— Start Data section —
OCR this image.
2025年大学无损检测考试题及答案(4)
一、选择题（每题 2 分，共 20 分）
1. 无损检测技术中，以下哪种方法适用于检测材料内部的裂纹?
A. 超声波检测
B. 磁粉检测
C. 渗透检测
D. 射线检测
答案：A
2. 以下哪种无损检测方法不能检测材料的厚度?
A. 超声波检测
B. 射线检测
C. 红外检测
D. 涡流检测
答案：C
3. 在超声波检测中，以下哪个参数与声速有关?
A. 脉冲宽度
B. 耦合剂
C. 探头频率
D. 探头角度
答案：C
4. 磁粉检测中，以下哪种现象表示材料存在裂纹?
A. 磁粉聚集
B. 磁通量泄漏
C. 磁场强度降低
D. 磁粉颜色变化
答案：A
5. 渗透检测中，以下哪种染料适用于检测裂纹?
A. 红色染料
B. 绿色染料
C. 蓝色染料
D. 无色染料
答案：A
— End Data section —
### Stated exercise
Repeat each of the entries above precisely as given.

### Task response
OCR this image.
2025年大学无损检测考试题及答案(4)
一、选择题（每题 2 分，共 20 分）
1. 无损检测技术中，以下哪种方法适用于检测材料内部的裂纹?
A. 超声波检测
B. 磁粉检测
C. 渗透检测
D. 射线检测
答案：A
2. 以下哪种无损检测方法不能检测材料的厚度?
A. 超声波检测
B. 射线检测
C. 红外检测
D. 涡流检测
答案：C
3. 在超声波检测中，以下哪个参数与声速有关?
A. 脉冲宽度
B. 耦合剂
C. 探头频率
D. 探头角度
答案：C
4. 磁粉检测中，以下哪种现象表示材料存在裂纹?
A. 磁粉聚集
B. 磁通量泄漏
C. 磁场强度降低
D. 磁粉颜色变化
答案：A
5. 渗透检测中，以下哪种染料适用于检测裂纹?
A. 红色染料
B. 绿色染料
C. 蓝色染料
D. 无色染料
答案：A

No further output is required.